start
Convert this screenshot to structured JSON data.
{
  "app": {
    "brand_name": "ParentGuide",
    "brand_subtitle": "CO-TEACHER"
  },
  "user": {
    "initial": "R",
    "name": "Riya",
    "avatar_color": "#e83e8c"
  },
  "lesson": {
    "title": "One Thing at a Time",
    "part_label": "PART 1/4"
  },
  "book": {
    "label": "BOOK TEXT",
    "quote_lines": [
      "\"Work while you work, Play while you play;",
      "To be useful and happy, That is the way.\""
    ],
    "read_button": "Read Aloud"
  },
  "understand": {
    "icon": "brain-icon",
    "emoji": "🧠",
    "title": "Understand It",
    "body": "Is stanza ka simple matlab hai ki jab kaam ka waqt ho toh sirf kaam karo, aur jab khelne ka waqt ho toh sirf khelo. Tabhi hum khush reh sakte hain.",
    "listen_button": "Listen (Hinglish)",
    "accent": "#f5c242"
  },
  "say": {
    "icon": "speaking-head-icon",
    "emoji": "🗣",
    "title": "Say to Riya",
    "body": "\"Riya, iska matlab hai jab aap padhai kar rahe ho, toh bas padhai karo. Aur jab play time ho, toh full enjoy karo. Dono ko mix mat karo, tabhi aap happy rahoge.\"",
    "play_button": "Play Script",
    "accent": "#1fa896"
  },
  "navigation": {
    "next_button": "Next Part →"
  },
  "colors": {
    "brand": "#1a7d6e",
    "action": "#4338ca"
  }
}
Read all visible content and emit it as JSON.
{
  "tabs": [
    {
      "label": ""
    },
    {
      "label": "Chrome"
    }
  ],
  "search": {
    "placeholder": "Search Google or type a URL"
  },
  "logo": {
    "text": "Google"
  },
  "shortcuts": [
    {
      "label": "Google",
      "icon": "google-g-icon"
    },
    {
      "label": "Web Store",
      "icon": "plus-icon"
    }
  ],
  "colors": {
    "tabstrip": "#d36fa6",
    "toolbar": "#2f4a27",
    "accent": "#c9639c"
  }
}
end
Job> Pull out every line containing "body".

Task answer>
    "body": "Is stanza ka simple matlab hai ki jab kaam ka waqt ho toh sirf kaam karo, aur jab khelne ka waqt ho toh sirf khelo. Tabhi hum khush reh sakte hain.",
    "body": "\"Riya, iska matlab hai jab aap padhai kar rahe ho, toh bas padhai karo. Aur jab play time ho, toh full enjoy karo. Dono ko mix mat karo, tabhi aap happy rahoge.\"",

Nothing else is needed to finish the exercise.